■ **TASK TO CARRY OUT**
From the entries below, gather every line containing the string "مدان".

■ **INPUT**
------------

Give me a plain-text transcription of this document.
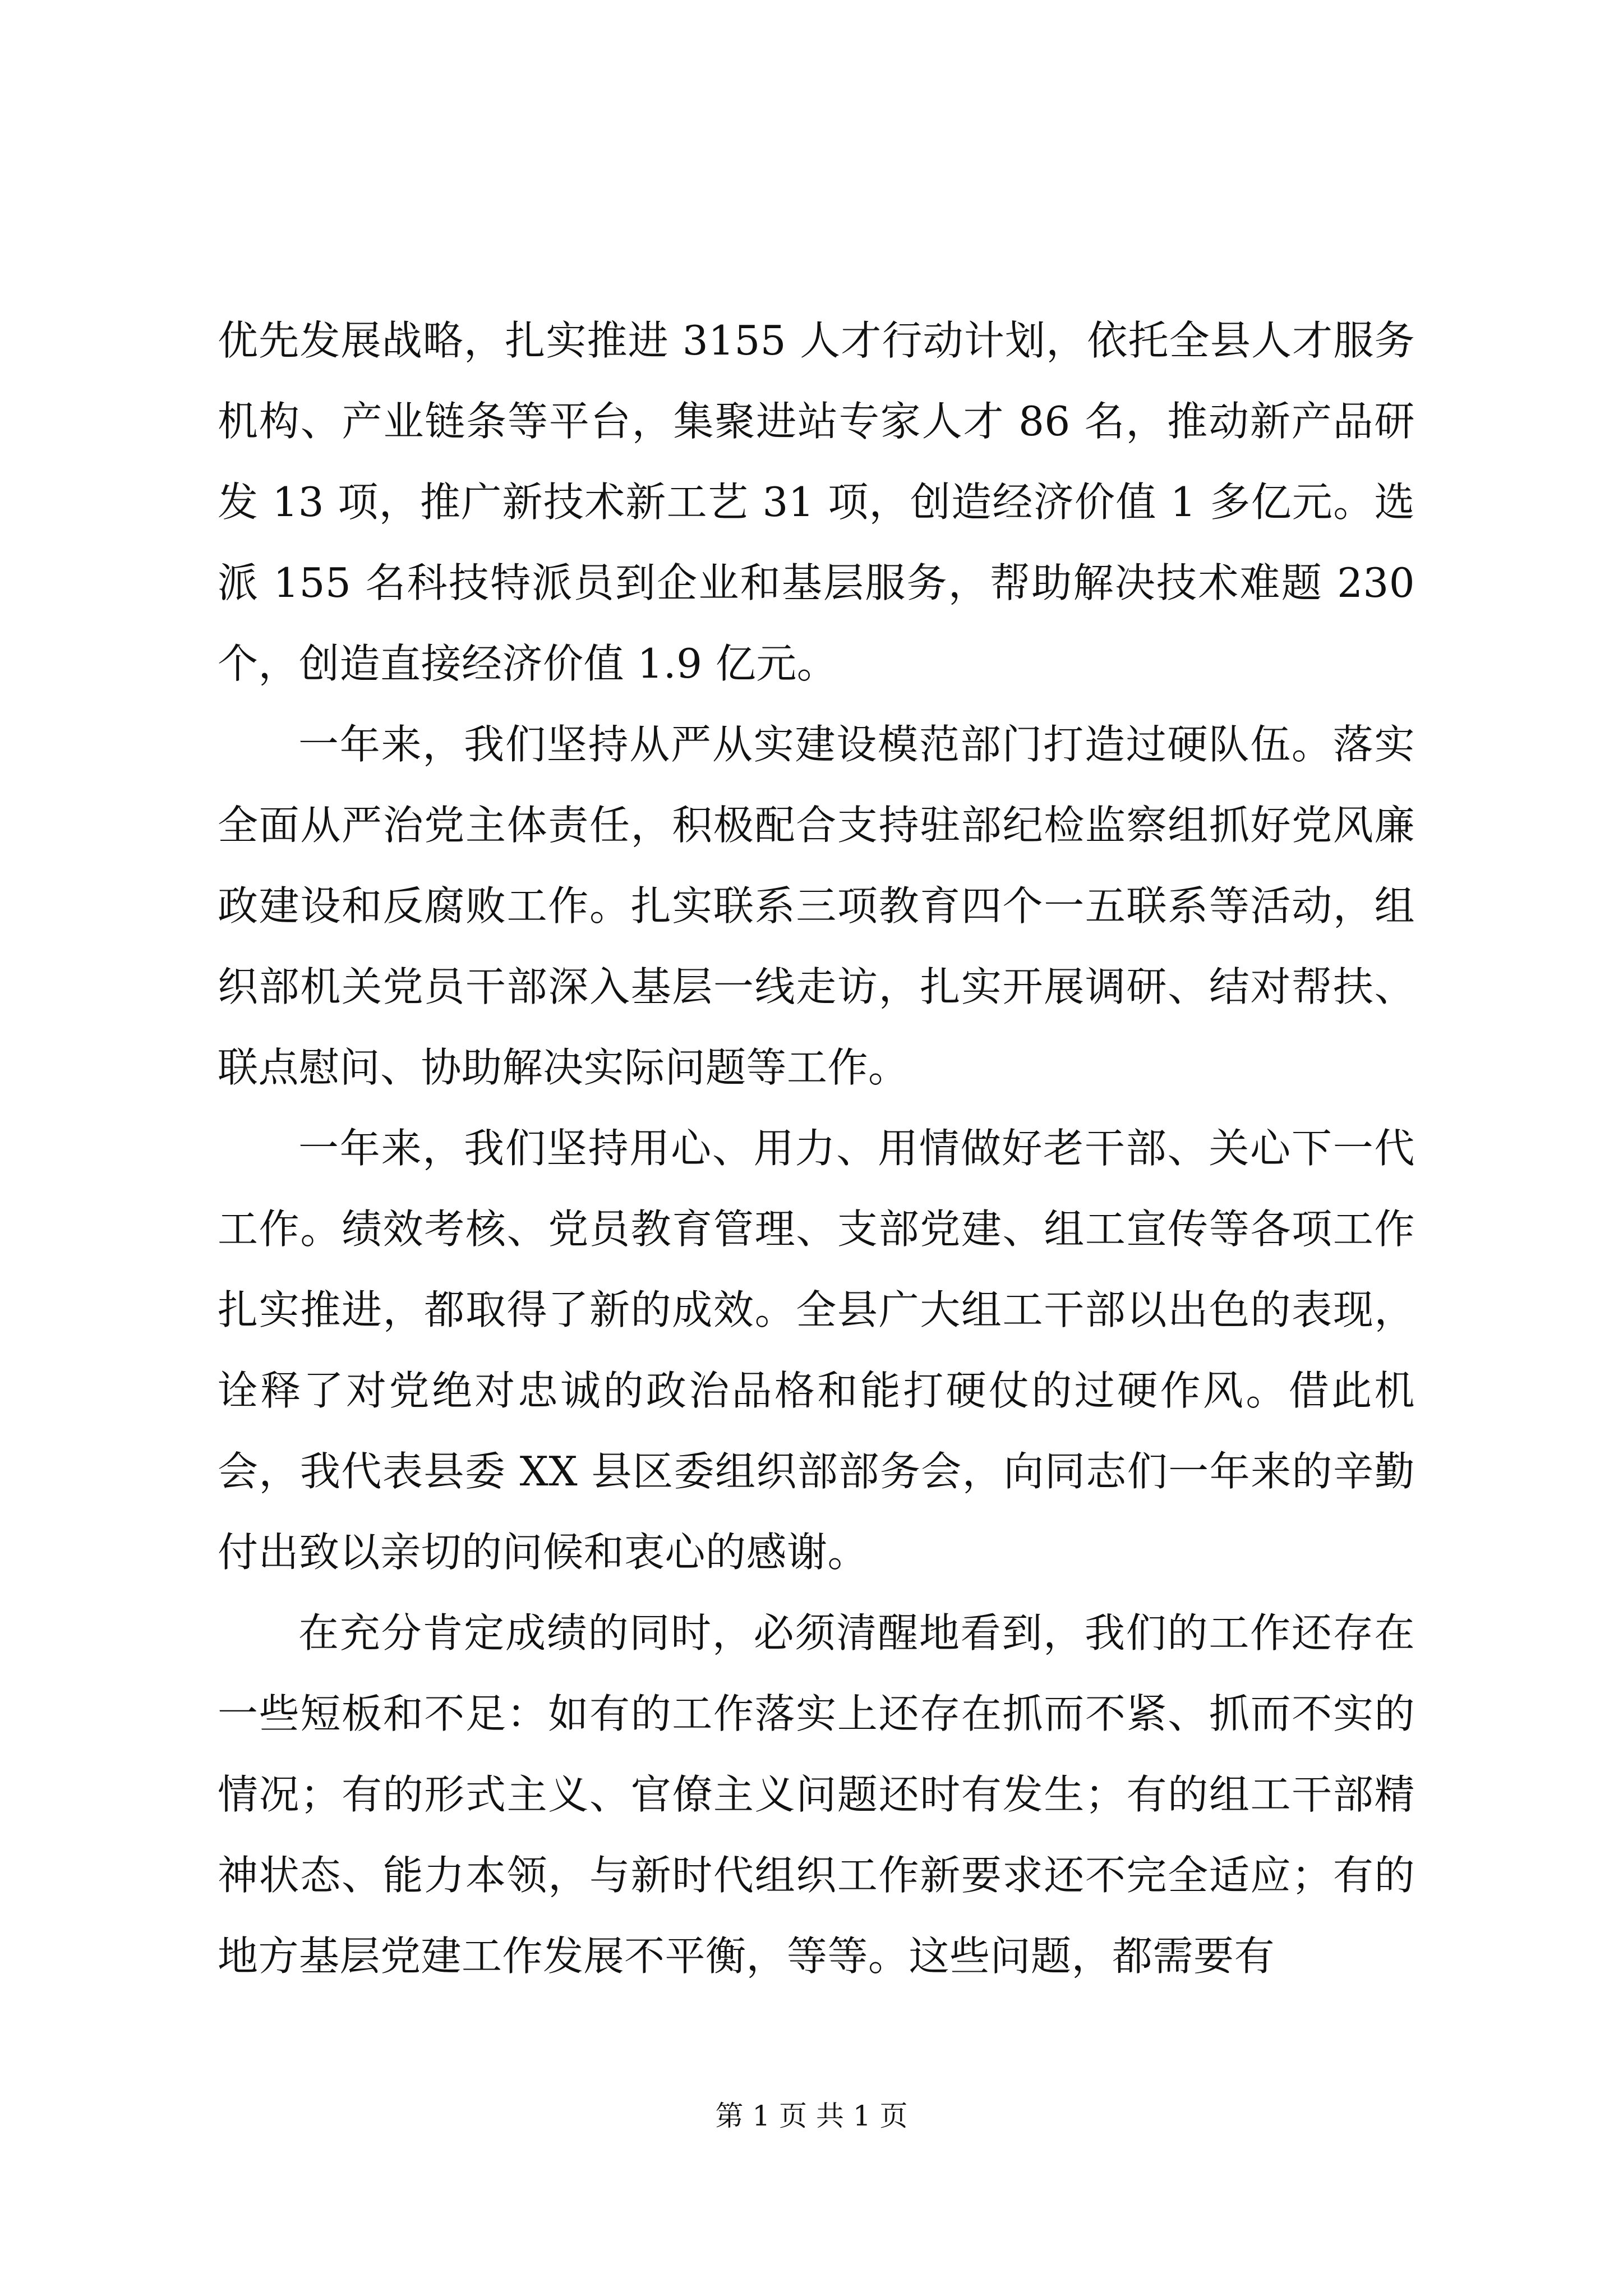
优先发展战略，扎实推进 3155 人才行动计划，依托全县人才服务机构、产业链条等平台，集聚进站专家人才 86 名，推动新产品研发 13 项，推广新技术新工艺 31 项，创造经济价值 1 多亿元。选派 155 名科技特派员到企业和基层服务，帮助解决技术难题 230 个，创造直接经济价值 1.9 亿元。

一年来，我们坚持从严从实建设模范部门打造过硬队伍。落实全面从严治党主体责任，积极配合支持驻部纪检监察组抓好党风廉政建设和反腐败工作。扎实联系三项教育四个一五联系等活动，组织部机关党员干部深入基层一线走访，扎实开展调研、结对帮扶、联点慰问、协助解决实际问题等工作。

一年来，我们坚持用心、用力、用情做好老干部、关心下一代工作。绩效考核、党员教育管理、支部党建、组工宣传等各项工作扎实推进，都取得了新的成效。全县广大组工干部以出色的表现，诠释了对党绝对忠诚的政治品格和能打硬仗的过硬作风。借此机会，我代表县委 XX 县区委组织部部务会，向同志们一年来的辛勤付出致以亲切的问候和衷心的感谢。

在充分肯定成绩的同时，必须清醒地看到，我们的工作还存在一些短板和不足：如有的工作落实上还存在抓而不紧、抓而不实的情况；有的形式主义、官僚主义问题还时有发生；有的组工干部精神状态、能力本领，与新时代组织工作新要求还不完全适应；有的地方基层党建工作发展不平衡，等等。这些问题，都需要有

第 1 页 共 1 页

------------

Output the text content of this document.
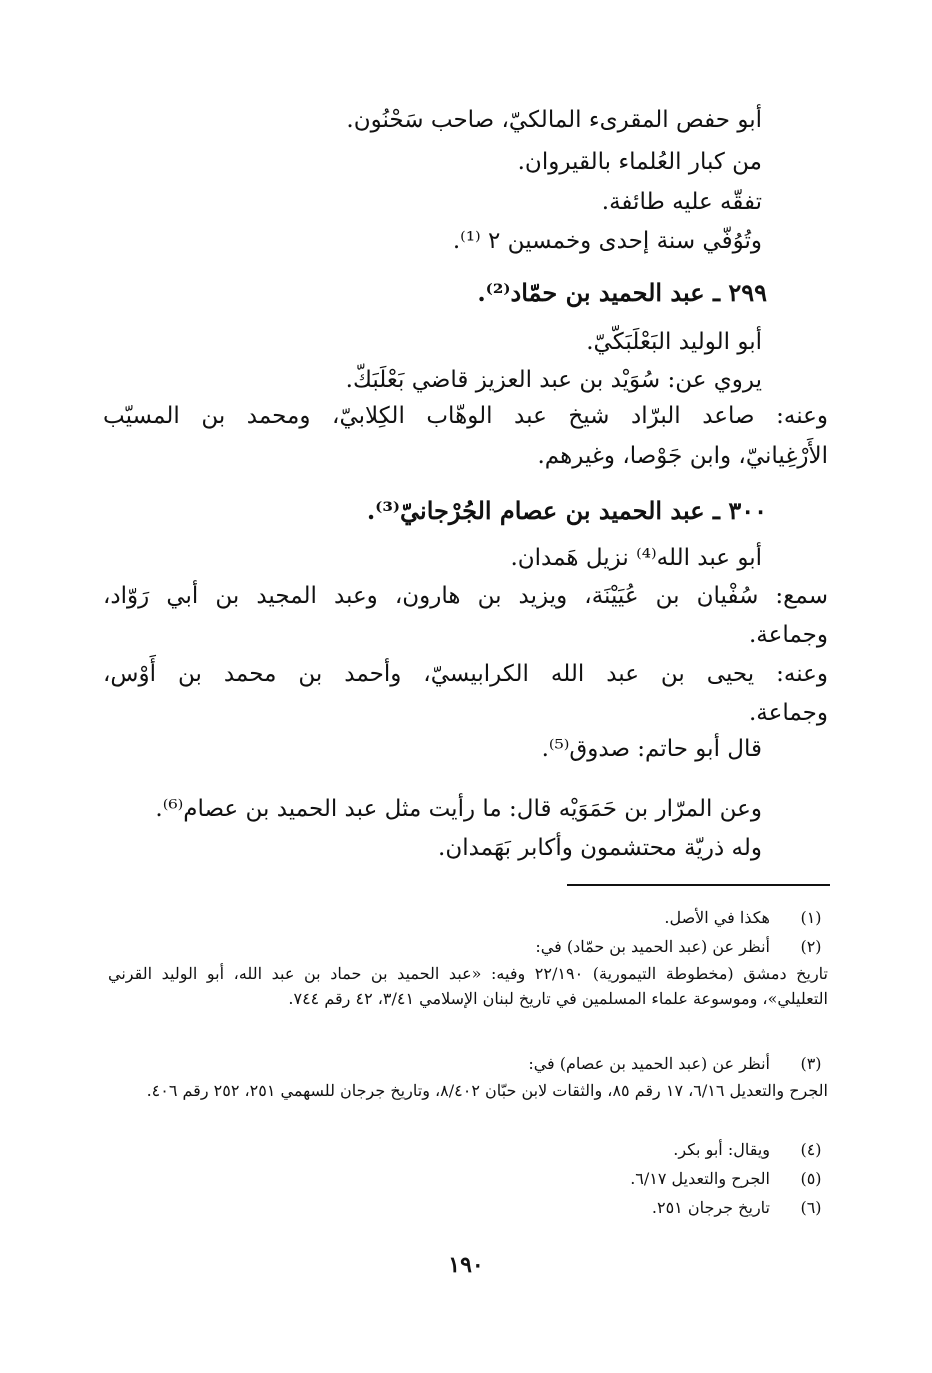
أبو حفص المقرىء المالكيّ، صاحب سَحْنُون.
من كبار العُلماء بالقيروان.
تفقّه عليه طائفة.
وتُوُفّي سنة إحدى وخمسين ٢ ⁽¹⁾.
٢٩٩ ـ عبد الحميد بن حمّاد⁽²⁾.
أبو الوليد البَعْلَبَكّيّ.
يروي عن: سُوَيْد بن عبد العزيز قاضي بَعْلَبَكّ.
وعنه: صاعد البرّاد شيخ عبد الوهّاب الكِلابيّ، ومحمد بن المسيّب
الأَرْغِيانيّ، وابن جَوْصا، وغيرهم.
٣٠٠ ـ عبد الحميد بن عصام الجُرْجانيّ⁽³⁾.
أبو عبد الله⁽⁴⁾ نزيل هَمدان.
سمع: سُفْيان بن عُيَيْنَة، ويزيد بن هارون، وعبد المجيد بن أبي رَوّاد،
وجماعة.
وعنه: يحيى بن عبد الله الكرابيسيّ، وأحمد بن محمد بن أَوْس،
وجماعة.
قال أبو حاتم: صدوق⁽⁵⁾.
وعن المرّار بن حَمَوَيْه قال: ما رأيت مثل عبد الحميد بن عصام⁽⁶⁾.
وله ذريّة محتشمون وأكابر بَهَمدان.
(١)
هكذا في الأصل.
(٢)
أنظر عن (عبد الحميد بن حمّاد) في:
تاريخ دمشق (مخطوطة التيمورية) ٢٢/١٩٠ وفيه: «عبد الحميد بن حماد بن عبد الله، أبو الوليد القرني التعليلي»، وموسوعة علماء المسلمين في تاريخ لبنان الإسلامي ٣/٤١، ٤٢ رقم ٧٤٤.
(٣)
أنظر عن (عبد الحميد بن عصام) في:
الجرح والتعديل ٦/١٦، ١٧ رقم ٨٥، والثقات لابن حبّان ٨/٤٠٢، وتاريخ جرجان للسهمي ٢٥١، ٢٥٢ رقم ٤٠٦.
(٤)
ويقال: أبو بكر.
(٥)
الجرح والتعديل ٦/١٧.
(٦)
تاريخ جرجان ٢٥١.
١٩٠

------------

■ **RESPONSE TO THE EXERCISE**
أبو عبد الله⁽⁴⁾ نزيل هَمدان.
وله ذريّة محتشمون وأكابر بَهَمدان.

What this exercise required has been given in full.